◆ What to do ◆
Please swap "map-label" for "map-tag" in the lines below, from the first one through the line with "map-label: 30栋 [1281, 725, 1315, 743]". Return only those lines, with everything else unchanged.

◆ Data provided ◆
+ + + + +
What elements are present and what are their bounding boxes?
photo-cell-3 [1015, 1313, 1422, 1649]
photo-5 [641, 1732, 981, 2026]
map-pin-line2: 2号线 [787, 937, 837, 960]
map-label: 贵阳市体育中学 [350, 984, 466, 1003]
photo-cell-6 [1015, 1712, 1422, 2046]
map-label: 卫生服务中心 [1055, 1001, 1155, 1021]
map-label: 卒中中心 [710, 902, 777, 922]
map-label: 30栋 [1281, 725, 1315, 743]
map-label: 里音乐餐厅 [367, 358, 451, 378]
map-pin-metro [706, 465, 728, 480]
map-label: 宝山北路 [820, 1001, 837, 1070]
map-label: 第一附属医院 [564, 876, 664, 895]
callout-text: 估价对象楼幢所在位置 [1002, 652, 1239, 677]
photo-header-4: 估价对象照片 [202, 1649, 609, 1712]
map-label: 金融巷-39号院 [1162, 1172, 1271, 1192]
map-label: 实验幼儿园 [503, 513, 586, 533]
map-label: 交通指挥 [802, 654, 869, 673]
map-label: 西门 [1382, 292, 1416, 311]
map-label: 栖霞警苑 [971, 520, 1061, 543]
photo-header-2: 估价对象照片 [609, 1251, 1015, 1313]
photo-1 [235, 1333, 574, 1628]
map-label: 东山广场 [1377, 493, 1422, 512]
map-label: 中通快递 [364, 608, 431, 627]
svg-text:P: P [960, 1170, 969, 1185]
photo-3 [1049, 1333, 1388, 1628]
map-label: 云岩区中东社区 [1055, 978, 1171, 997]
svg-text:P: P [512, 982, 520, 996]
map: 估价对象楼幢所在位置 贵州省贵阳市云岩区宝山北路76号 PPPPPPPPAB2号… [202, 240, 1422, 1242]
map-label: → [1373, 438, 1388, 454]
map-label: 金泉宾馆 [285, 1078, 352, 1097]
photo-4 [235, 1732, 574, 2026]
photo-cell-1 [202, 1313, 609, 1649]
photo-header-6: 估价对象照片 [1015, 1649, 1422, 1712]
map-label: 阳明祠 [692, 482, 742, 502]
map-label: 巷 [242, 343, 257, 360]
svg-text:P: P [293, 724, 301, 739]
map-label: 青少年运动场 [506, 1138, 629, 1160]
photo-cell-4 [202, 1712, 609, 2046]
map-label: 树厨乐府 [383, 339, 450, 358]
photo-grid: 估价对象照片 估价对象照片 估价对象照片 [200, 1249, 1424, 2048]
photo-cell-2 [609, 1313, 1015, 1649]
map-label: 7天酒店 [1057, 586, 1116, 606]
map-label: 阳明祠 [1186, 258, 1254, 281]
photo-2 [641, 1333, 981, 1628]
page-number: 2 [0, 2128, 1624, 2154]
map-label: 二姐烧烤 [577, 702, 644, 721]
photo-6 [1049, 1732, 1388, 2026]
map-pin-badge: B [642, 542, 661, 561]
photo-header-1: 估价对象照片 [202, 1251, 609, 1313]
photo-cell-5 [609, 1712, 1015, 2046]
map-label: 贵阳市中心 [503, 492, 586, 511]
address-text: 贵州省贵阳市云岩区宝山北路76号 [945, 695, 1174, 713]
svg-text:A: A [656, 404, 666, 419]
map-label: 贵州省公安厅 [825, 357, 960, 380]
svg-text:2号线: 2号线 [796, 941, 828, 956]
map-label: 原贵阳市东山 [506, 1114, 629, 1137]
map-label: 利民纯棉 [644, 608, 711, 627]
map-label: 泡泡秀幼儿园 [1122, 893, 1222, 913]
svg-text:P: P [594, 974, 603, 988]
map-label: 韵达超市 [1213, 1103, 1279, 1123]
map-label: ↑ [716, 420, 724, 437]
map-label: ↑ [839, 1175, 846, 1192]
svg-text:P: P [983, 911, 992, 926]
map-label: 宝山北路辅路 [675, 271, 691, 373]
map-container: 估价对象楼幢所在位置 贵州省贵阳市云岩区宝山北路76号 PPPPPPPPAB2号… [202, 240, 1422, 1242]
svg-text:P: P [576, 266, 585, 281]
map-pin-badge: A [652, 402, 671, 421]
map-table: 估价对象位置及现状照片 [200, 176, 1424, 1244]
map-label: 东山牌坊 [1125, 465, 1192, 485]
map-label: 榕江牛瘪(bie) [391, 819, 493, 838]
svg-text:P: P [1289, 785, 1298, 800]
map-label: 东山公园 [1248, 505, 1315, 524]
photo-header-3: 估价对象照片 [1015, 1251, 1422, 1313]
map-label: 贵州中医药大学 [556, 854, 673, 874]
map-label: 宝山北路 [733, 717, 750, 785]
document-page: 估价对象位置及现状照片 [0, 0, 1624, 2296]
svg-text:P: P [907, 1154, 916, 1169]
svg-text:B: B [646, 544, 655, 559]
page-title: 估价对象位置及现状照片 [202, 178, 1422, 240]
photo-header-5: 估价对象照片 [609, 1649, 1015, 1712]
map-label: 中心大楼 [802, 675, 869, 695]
+ + + + +
◆ Result for this exercise ◆
What elements are present and what are their bounding boxes?
photo-cell-3 [1015, 1313, 1422, 1649]
photo-5 [641, 1732, 981, 2026]
map-pin-line2: 2号线 [787, 937, 837, 960]
map-tag: 贵阳市体育中学 [350, 984, 466, 1003]
photo-cell-6 [1015, 1712, 1422, 2046]
map-tag: 卫生服务中心 [1055, 1001, 1155, 1021]
map-tag: 卒中中心 [710, 902, 777, 922]
map-tag: 30栋 [1281, 725, 1315, 743]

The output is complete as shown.